▶ _Input records_:
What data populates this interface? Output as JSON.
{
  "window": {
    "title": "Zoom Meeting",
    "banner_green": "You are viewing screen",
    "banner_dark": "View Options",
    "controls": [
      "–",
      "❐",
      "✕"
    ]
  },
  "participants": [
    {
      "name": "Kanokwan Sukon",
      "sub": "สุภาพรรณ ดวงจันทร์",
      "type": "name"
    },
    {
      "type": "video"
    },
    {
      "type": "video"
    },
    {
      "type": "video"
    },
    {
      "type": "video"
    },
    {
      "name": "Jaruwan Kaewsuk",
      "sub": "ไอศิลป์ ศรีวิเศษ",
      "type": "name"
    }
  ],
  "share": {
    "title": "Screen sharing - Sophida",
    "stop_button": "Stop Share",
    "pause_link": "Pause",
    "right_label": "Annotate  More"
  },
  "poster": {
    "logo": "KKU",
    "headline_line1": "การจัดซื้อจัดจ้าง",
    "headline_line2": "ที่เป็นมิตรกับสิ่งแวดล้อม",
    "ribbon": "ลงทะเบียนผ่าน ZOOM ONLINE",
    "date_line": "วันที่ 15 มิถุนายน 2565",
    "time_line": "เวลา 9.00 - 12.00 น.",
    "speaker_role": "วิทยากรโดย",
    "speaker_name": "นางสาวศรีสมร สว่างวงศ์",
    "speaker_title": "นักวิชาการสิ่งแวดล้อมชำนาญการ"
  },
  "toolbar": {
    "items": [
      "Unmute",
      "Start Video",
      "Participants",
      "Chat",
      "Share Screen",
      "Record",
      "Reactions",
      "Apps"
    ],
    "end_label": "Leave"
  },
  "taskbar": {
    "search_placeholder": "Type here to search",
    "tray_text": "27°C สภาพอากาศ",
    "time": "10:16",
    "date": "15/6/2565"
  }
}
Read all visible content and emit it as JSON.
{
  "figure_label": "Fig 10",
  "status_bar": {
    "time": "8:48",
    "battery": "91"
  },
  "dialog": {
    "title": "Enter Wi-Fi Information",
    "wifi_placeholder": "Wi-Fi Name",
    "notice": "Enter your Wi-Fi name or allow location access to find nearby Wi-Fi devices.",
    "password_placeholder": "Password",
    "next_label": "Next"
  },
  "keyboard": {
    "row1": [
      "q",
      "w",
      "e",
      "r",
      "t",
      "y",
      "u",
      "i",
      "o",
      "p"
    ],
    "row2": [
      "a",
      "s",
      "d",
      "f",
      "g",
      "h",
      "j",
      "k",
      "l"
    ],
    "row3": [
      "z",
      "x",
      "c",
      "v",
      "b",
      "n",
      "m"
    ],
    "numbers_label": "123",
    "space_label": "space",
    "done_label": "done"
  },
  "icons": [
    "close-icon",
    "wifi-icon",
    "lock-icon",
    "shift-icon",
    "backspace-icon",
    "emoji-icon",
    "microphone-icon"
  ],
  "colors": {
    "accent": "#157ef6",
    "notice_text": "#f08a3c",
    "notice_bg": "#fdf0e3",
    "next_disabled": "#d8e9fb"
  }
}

▶ _The task_:
Write out every record shown above, word for word.

▶ _Answer to this exercise_:
What data populates this interface? Output as JSON.
{
  "window": {
    "title": "Zoom Meeting",
    "banner_green": "You are viewing screen",
    "banner_dark": "View Options",
    "controls": [
      "–",
      "❐",
      "✕"
    ]
  },
  "participants": [
    {
      "name": "Kanokwan Sukon",
      "sub": "สุภาพรรณ ดวงจันทร์",
      "type": "name"
    },
    {
      "type": "video"
    },
    {
      "type": "video"
    },
    {
      "type": "video"
    },
    {
      "type": "video"
    },
    {
      "name": "Jaruwan Kaewsuk",
      "sub": "ไอศิลป์ ศรีวิเศษ",
      "type": "name"
    }
  ],
  "share": {
    "title": "Screen sharing - Sophida",
    "stop_button": "Stop Share",
    "pause_link": "Pause",
    "right_label": "Annotate  More"
  },
  "poster": {
    "logo": "KKU",
    "headline_line1": "การจัดซื้อจัดจ้าง",
    "headline_line2": "ที่เป็นมิตรกับสิ่งแวดล้อม",
    "ribbon": "ลงทะเบียนผ่าน ZOOM ONLINE",
    "date_line": "วันที่ 15 มิถุนายน 2565",
    "time_line": "เวลา 9.00 - 12.00 น.",
    "speaker_role": "วิทยากรโดย",
    "speaker_name": "นางสาวศรีสมร สว่างวงศ์",
    "speaker_title": "นักวิชาการสิ่งแวดล้อมชำนาญการ"
  },
  "toolbar": {
    "items": [
      "Unmute",
      "Start Video",
      "Participants",
      "Chat",
      "Share Screen",
      "Record",
      "Reactions",
      "Apps"
    ],
    "end_label": "Leave"
  },
  "taskbar": {
    "search_placeholder": "Type here to search",
    "tray_text": "27°C สภาพอากาศ",
    "time": "10:16",
    "date": "15/6/2565"
  }
}
Read all visible content and emit it as JSON.
{
  "figure_label": "Fig 10",
  "status_bar": {
    "time": "8:48",
    "battery": "91"
  },
  "dialog": {
    "title": "Enter Wi-Fi Information",
    "wifi_placeholder": "Wi-Fi Name",
    "notice": "Enter your Wi-Fi name or allow location access to find nearby Wi-Fi devices.",
    "password_placeholder": "Password",
    "next_label": "Next"
  },
  "keyboard": {
    "row1": [
      "q",
      "w",
      "e",
      "r",
      "t",
      "y",
      "u",
      "i",
      "o",
      "p"
    ],
    "row2": [
      "a",
      "s",
      "d",
      "f",
      "g",
      "h",
      "j",
      "k",
      "l"
    ],
    "row3": [
      "z",
      "x",
      "c",
      "v",
      "b",
      "n",
      "m"
    ],
    "numbers_label": "123",
    "space_label": "space",
    "done_label": "done"
  },
  "icons": [
    "close-icon",
    "wifi-icon",
    "lock-icon",
    "shift-icon",
    "backspace-icon",
    "emoji-icon",
    "microphone-icon"
  ],
  "colors": {
    "accent": "#157ef6",
    "notice_text": "#f08a3c",
    "notice_bg": "#fdf0e3",
    "next_disabled": "#d8e9fb"
  }
}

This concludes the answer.